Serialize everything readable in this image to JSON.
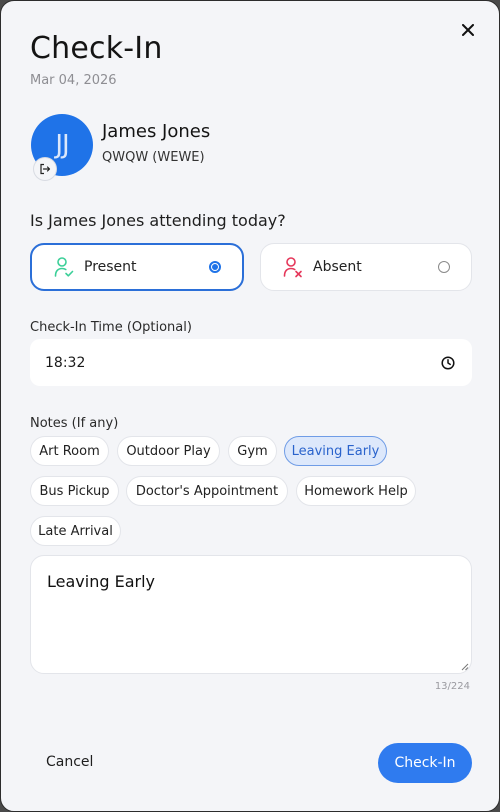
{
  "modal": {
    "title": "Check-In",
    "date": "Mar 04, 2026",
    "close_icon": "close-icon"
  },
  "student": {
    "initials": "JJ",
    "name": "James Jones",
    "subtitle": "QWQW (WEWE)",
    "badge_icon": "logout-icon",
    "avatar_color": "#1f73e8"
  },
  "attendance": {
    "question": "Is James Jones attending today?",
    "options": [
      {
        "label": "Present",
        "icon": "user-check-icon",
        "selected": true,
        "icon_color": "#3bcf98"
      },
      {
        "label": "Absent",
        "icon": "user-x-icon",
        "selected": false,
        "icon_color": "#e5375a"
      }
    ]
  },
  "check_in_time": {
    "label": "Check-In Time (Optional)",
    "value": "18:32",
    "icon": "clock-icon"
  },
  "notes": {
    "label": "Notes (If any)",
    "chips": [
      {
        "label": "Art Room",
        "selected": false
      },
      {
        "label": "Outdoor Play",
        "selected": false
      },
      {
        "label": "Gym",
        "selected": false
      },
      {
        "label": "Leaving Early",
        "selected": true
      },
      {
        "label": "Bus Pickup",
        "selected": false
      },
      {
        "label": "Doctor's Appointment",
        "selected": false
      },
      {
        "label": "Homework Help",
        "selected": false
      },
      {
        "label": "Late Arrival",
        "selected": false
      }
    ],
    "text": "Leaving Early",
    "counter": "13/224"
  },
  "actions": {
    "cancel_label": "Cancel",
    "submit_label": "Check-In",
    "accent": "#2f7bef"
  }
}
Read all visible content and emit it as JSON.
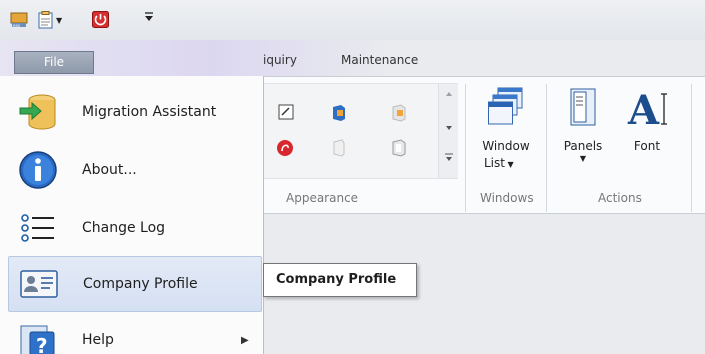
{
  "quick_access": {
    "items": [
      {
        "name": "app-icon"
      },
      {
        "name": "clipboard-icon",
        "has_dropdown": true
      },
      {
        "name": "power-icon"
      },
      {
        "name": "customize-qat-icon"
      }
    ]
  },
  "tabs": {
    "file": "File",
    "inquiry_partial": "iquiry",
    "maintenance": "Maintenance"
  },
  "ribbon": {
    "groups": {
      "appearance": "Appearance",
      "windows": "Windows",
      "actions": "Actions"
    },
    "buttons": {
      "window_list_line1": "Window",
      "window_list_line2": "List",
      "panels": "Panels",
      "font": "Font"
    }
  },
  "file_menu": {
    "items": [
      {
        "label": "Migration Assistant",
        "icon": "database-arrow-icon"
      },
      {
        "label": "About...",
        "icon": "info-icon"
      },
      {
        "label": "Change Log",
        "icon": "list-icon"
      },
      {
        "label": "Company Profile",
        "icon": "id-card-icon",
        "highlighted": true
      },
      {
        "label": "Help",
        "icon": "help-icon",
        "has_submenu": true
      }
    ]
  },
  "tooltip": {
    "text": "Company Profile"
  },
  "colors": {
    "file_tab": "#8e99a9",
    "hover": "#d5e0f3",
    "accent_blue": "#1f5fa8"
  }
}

● **Exercise brief**
Select every line in the material above where the string "user" occurs, and copy it.

● **Full answer**
        "icon": "user-check-icon",
        "icon": "user-x-icon",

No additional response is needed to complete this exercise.